[Stored data]
* Begin *

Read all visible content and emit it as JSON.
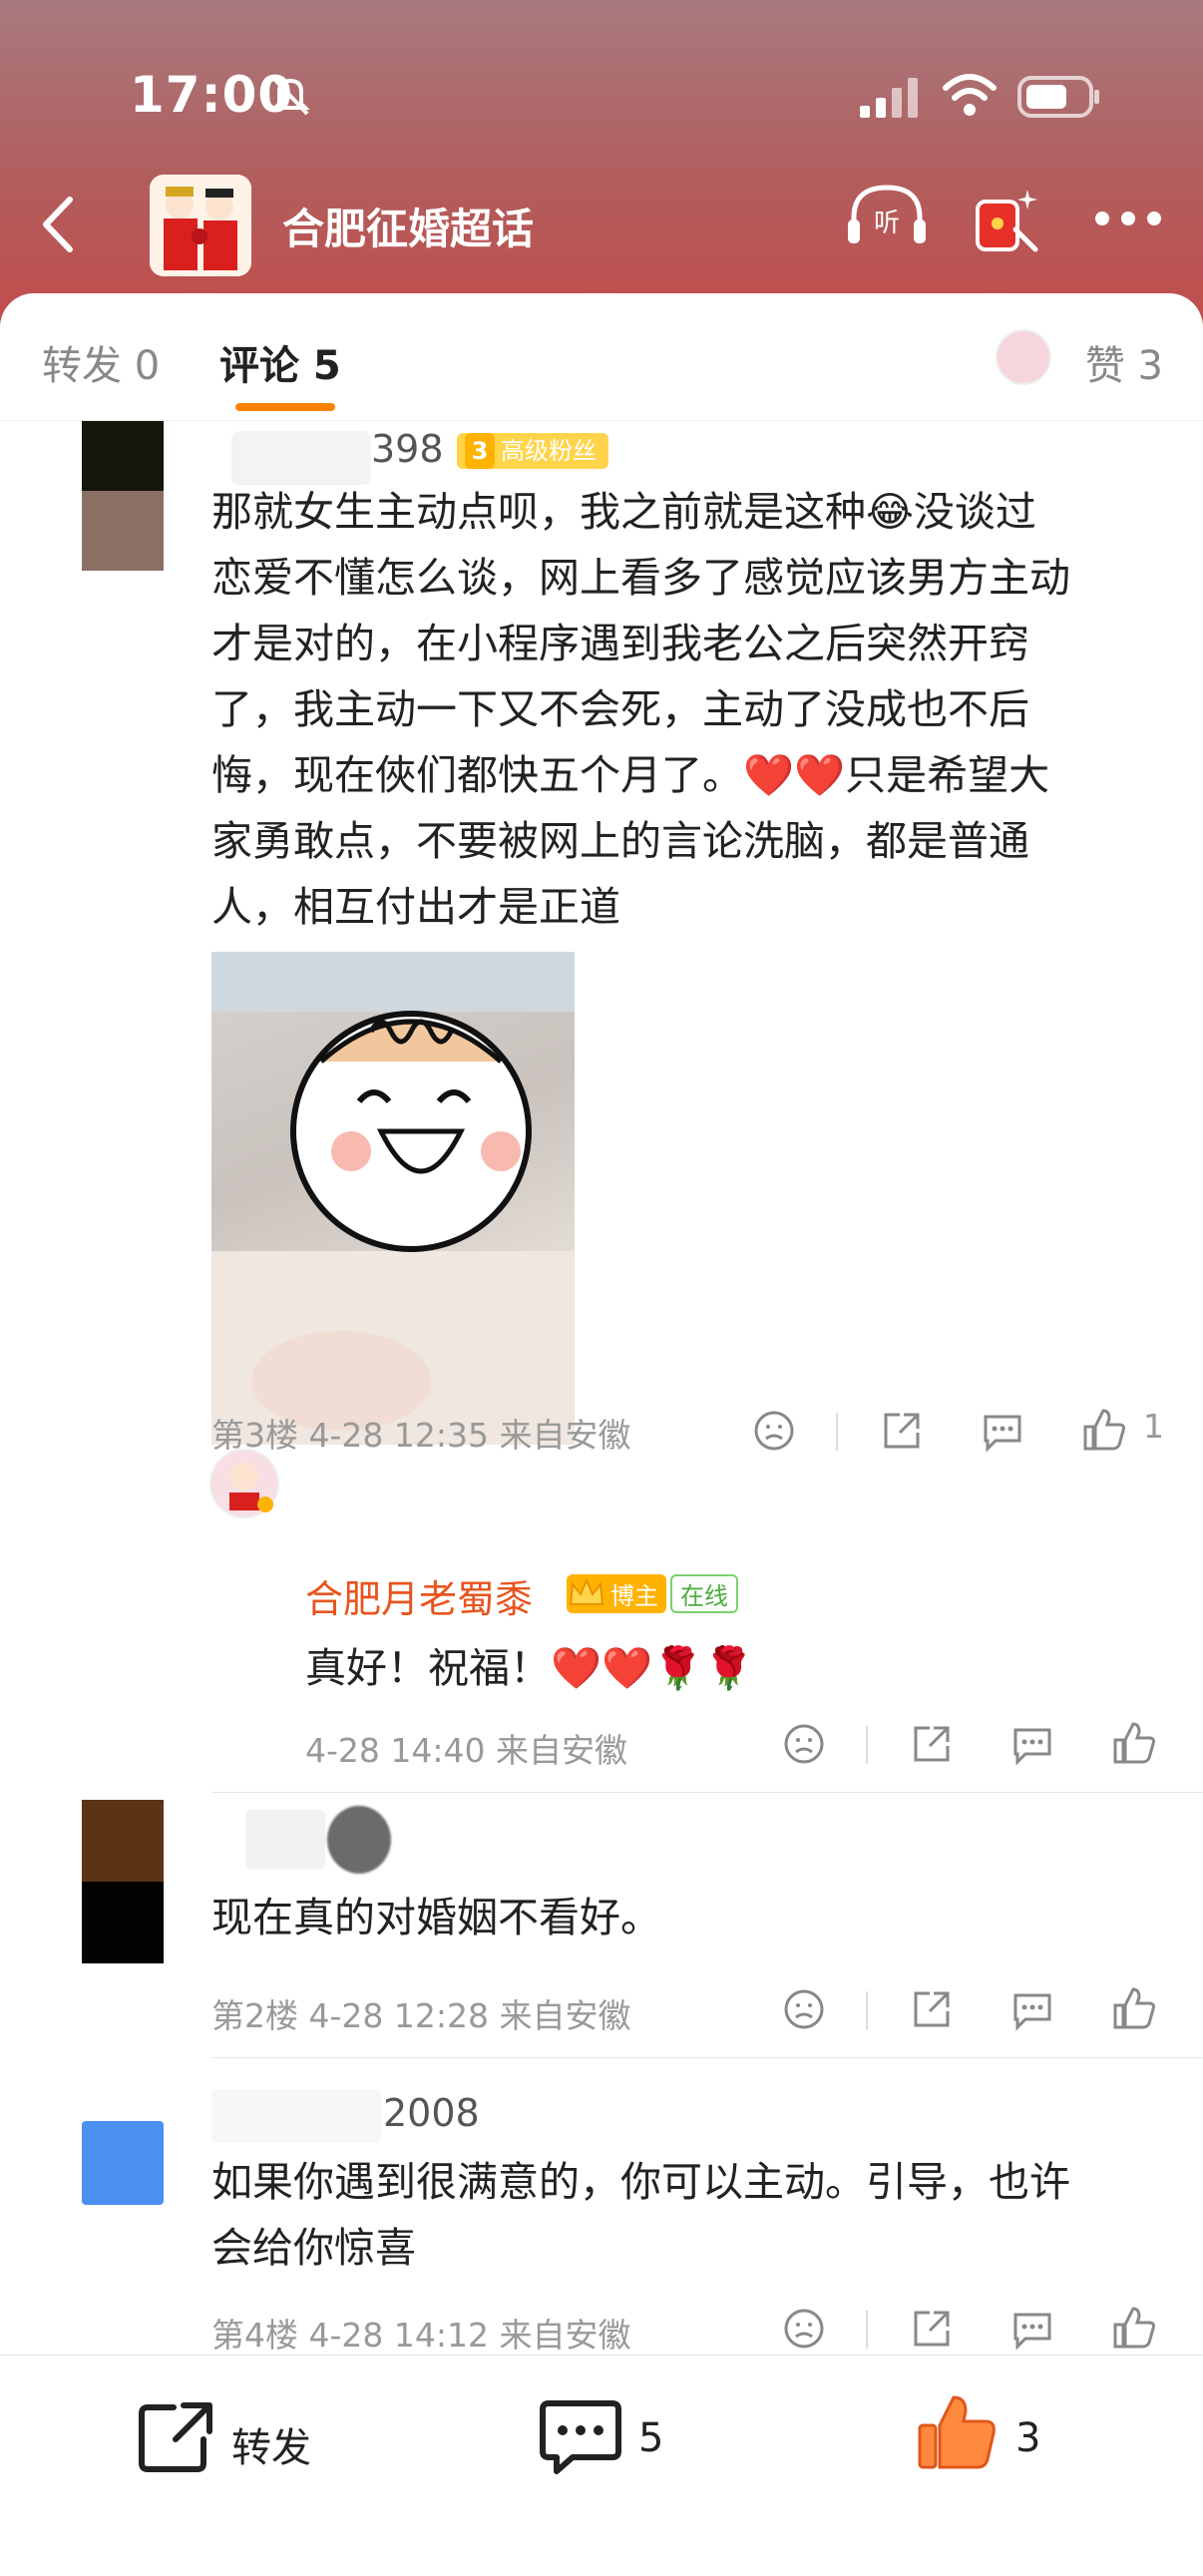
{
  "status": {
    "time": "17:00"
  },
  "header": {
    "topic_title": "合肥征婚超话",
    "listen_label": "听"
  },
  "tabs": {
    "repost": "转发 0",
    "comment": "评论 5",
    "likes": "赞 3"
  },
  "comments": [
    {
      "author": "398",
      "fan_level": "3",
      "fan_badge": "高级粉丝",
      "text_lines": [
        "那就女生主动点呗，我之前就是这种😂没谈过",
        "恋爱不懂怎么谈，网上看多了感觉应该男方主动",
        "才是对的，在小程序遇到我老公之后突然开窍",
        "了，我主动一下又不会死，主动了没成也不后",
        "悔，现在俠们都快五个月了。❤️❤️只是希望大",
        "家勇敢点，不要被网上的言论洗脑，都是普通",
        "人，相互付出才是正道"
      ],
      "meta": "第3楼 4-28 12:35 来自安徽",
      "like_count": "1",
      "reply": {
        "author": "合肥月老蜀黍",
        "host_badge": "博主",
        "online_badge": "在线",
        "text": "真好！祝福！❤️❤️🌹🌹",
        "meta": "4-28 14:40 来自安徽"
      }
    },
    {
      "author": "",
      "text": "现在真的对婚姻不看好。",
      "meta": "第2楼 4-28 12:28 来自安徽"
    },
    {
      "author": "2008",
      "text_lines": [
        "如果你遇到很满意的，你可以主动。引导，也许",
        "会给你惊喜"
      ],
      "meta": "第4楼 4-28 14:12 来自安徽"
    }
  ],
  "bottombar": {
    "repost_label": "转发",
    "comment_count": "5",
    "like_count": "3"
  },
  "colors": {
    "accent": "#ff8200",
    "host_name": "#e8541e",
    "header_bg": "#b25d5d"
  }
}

* End *

> [Challenge]: Within the listing above, work out how many lines contain the string "author", and reply with that number only.

> [Expected answer]: 4